_Task objective_
List each line holding the string "page".

_Data records_
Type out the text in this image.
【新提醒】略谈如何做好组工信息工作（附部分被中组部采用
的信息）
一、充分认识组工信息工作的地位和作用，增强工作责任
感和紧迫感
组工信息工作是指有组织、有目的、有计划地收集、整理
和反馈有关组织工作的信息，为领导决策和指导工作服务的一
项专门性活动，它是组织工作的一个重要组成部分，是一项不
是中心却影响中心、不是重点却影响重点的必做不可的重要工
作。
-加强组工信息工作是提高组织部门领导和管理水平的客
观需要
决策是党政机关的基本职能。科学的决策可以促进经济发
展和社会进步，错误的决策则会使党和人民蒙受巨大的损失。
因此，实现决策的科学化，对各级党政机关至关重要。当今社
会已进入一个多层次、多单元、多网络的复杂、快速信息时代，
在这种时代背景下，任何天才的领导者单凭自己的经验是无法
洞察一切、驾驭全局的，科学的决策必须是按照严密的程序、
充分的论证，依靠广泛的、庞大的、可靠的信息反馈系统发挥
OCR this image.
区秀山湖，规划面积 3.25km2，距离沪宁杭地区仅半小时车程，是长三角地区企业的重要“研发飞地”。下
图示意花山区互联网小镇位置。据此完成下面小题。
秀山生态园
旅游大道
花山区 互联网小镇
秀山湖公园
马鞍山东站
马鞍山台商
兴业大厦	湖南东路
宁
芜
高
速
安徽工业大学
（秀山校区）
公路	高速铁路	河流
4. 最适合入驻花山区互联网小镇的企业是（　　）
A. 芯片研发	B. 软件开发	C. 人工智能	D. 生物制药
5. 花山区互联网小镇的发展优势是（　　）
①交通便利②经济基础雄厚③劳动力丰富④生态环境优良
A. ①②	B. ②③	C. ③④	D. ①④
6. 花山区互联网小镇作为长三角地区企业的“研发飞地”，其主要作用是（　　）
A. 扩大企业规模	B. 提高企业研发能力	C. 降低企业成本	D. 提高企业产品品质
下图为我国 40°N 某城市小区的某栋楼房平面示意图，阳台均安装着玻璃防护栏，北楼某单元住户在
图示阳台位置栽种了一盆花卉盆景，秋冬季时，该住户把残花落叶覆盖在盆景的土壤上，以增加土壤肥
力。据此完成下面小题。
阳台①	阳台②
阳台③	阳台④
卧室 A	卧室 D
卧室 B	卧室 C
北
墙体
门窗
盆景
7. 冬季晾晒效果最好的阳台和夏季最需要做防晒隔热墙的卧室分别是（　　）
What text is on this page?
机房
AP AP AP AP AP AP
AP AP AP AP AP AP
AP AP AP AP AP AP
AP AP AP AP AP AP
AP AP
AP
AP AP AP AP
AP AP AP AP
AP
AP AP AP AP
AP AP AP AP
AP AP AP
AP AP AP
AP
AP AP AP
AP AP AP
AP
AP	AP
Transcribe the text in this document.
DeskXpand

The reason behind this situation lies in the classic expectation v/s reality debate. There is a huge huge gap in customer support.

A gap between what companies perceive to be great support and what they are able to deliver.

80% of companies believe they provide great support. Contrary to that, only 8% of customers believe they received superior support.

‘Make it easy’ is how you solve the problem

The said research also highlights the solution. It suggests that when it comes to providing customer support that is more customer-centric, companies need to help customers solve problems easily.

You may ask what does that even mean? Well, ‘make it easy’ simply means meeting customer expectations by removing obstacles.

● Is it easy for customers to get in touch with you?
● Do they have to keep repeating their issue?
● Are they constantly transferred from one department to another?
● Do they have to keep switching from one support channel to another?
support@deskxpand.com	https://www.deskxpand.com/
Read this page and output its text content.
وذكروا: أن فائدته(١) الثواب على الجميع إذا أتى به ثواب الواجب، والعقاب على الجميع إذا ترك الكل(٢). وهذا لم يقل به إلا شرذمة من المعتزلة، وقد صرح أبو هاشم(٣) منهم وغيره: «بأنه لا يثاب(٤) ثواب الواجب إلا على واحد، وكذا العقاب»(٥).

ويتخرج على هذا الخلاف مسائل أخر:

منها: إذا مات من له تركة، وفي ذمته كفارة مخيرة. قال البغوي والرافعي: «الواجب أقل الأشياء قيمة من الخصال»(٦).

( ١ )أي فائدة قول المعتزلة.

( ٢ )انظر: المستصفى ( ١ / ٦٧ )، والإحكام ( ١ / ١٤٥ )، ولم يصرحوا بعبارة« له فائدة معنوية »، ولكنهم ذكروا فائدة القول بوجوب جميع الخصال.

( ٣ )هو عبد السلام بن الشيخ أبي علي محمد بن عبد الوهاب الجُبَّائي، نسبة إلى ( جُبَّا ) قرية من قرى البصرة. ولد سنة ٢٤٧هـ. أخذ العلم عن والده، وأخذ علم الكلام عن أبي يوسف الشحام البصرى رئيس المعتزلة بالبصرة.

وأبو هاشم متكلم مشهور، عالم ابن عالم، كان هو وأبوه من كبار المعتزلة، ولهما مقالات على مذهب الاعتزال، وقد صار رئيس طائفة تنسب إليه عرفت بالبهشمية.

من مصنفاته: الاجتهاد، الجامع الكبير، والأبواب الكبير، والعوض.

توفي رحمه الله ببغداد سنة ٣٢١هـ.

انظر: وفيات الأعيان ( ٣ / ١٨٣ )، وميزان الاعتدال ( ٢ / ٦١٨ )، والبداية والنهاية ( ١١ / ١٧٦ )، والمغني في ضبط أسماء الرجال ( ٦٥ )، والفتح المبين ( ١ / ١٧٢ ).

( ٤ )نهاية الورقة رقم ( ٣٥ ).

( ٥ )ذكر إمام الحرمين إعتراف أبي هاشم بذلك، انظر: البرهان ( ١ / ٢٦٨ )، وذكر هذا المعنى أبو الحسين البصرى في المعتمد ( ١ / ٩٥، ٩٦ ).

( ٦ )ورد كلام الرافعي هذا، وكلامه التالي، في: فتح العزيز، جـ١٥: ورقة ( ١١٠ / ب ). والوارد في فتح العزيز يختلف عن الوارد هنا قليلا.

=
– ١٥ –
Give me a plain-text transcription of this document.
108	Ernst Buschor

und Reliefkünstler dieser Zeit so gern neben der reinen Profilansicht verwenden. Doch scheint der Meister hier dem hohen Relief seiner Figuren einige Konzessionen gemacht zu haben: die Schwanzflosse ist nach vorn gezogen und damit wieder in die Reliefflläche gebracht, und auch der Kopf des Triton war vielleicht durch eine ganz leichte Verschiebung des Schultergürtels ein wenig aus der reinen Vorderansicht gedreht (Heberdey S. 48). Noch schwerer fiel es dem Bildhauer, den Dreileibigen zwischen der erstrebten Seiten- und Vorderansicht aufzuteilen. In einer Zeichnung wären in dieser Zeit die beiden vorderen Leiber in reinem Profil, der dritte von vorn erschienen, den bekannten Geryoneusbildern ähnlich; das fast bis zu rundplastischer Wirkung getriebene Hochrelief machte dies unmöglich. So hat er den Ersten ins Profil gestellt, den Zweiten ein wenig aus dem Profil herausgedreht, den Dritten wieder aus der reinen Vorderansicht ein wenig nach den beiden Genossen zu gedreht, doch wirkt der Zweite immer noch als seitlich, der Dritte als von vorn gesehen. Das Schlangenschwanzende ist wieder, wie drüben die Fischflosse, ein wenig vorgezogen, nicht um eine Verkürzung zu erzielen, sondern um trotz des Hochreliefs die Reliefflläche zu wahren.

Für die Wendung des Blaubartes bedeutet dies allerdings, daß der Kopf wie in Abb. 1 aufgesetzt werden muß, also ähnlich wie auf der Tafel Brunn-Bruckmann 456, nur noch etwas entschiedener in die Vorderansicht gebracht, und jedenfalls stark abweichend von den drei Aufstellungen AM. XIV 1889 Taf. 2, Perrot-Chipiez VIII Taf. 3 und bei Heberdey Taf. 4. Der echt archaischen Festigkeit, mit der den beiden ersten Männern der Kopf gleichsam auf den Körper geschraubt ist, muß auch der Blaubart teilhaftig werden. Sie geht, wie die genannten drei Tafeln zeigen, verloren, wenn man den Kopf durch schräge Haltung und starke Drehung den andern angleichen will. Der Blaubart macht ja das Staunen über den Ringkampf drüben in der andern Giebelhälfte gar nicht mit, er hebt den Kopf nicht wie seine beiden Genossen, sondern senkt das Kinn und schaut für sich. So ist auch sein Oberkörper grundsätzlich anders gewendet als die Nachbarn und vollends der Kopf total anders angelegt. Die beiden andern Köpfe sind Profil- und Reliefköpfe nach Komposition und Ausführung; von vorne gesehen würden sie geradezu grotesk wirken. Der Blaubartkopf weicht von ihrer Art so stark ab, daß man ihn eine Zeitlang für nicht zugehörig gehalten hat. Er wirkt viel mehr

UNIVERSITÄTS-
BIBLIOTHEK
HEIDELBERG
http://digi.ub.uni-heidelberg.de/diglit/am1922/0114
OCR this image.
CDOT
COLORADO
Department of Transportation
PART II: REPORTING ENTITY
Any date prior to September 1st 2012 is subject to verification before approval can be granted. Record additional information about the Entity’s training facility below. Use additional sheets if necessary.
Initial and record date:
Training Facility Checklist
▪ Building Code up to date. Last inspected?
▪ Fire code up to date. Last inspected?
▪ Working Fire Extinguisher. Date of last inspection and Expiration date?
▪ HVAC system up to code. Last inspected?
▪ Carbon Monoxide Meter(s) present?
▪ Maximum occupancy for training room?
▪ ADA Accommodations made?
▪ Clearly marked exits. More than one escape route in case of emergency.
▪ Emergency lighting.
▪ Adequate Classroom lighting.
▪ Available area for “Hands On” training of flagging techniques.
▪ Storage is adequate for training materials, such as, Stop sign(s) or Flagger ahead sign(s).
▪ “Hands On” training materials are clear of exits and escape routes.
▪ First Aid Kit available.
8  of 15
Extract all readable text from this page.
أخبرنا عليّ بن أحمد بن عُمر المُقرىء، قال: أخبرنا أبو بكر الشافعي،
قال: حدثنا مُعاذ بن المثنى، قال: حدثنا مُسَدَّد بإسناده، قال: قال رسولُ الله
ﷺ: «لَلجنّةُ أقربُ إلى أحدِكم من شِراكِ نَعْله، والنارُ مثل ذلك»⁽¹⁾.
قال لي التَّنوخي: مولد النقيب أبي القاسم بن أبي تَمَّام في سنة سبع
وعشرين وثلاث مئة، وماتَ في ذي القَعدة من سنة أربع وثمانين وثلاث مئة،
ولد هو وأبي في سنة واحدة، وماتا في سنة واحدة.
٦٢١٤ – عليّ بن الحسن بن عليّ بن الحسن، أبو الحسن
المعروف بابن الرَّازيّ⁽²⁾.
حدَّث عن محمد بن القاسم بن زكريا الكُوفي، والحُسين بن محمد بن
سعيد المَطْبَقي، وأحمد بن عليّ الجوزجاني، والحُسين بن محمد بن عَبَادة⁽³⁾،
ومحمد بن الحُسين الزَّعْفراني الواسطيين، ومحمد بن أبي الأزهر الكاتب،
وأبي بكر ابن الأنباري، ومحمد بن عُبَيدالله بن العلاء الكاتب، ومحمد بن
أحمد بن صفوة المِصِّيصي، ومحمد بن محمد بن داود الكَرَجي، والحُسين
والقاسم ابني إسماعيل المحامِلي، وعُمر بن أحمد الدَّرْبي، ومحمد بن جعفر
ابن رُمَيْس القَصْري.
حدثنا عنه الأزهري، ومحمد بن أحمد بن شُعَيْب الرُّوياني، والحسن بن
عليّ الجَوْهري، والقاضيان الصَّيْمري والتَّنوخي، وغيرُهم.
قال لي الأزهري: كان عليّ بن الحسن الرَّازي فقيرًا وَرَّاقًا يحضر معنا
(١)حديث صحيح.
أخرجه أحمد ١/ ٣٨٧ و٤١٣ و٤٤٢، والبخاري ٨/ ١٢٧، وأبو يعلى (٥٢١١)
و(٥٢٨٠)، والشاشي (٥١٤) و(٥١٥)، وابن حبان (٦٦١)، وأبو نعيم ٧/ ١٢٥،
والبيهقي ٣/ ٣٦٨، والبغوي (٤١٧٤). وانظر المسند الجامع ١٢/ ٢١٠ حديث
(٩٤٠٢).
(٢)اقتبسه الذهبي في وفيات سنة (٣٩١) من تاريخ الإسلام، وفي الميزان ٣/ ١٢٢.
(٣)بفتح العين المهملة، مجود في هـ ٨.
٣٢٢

_Answer to this problem_
What text is on this page?
Read this page and output its text content.
Extract all readable text from this page.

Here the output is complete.